WHAT YOU NEED TO DO: Transcribe the listing below word for word.

EXERCISE INPUT:
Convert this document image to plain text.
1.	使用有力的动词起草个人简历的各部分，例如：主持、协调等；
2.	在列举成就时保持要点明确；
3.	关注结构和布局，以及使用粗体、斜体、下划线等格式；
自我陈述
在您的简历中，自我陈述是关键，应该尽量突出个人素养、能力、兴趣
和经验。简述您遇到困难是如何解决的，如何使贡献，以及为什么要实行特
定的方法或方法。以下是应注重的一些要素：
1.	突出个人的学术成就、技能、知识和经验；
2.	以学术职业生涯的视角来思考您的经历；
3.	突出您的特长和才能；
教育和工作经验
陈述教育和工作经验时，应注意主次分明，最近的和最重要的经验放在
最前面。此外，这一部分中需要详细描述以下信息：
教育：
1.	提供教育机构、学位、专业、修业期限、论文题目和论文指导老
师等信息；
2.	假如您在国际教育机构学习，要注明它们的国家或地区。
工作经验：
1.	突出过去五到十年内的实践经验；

EXERCISE RESPONSE:
Convert this document image to plain text.
1.	使用有力的动词起草个人简历的各部分，例如：主持、协调等；
2.	在列举成就时保持要点明确；
3.	关注结构和布局，以及使用粗体、斜体、下划线等格式；
自我陈述
在您的简历中，自我陈述是关键，应该尽量突出个人素养、能力、兴趣
和经验。简述您遇到困难是如何解决的，如何使贡献，以及为什么要实行特
定的方法或方法。以下是应注重的一些要素：
1.	突出个人的学术成就、技能、知识和经验；
2.	以学术职业生涯的视角来思考您的经历；
3.	突出您的特长和才能；
教育和工作经验
陈述教育和工作经验时，应注意主次分明，最近的和最重要的经验放在
最前面。此外，这一部分中需要详细描述以下信息：
教育：
1.	提供教育机构、学位、专业、修业期限、论文题目和论文指导老
师等信息；
2.	假如您在国际教育机构学习，要注明它们的国家或地区。
工作经验：
1.	突出过去五到十年内的实践经验；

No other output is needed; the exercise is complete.